▶
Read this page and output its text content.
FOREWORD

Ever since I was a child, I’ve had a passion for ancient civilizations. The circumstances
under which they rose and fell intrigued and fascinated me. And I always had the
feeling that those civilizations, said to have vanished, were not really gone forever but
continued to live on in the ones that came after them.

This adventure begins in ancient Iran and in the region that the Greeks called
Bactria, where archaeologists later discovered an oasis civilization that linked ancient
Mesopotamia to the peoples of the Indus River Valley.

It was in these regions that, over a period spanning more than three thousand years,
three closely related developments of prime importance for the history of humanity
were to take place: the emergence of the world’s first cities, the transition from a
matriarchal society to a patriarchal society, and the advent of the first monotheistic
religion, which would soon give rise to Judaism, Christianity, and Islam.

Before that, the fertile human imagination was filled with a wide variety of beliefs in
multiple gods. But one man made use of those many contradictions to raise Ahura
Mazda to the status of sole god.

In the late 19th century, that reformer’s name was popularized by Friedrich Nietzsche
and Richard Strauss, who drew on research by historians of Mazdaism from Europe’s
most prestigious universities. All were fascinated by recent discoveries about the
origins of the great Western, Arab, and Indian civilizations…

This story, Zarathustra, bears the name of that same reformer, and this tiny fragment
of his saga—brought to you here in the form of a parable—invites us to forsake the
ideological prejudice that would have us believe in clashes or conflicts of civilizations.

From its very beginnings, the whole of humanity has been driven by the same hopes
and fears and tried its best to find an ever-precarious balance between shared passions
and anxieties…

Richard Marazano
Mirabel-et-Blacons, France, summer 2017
◀
▶
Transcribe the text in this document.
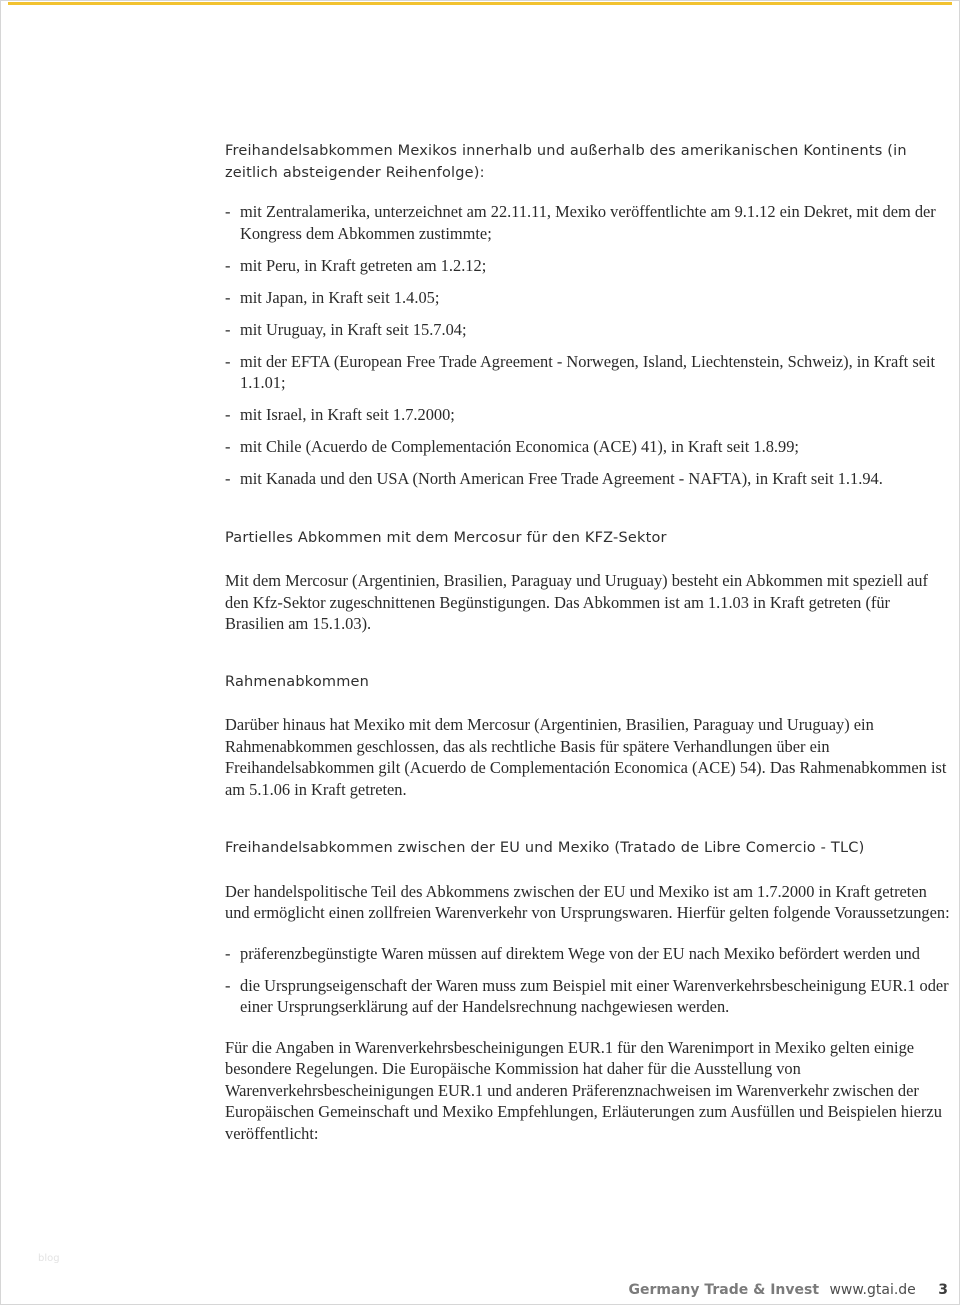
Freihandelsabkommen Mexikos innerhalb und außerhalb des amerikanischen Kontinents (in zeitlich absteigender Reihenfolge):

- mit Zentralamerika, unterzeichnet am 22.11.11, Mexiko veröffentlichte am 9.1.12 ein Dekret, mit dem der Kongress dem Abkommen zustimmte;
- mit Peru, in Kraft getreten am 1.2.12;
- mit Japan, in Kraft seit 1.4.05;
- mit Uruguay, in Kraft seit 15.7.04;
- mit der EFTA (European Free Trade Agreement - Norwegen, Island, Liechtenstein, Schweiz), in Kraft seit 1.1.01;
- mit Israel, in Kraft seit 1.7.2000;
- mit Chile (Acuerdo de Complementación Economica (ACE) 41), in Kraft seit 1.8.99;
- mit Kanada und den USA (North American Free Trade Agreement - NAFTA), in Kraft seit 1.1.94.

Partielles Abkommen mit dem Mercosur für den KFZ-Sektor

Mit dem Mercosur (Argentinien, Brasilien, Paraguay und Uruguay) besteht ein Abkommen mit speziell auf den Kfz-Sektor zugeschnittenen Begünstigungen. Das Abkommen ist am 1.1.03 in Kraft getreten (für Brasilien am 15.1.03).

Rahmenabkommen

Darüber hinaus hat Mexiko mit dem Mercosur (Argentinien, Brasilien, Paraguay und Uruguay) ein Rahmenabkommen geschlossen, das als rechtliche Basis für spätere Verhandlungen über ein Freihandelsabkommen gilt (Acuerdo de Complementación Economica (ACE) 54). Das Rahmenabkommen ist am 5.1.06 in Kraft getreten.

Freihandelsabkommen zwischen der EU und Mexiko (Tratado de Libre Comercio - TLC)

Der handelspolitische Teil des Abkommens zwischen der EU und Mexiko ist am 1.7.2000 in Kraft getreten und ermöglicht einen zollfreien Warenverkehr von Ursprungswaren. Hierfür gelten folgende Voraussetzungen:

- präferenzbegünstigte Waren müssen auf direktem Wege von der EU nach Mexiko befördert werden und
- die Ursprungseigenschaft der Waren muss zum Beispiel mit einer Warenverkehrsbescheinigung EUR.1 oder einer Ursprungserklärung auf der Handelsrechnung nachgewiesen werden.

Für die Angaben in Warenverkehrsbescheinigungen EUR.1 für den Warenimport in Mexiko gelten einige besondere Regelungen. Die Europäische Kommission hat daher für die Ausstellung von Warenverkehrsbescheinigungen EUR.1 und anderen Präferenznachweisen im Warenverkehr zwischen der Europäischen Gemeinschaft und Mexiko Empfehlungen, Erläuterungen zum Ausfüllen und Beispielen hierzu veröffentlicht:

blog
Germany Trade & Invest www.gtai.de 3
◀
▶
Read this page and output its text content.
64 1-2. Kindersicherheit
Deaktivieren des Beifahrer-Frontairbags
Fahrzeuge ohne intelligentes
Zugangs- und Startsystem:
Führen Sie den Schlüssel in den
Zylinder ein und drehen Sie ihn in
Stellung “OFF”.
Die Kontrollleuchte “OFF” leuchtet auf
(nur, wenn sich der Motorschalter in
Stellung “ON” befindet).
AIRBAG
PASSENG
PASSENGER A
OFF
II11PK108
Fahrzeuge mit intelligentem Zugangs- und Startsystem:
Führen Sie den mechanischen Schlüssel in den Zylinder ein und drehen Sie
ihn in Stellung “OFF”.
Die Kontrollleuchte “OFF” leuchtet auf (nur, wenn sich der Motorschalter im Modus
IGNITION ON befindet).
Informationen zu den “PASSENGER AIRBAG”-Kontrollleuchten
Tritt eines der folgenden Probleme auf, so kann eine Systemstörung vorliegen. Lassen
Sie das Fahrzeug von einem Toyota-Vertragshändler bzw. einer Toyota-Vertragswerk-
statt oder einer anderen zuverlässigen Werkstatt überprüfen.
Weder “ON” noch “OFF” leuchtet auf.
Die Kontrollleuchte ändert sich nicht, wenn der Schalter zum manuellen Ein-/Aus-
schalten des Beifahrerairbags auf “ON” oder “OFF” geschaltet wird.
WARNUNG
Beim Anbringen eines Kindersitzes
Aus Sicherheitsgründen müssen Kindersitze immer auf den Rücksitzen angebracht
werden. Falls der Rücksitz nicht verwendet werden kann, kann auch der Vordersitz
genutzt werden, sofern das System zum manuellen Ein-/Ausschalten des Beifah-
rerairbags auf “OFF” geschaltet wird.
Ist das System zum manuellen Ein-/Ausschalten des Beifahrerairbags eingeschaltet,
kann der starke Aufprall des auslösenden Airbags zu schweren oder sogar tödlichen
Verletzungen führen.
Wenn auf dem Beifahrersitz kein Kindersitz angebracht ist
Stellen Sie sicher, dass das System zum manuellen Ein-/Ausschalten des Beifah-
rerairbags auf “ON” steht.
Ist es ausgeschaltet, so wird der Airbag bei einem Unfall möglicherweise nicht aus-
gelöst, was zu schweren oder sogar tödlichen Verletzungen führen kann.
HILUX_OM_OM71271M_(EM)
◀
**EXERCISE**
Show all lines above holding "tödlichen".

**WORKED ANSWER**
kann der starke Aufprall des auslösenden Airbags zu schweren oder sogar tödlichen
gelöst, was zu schweren oder sogar tödlichen Verletzungen führen kann.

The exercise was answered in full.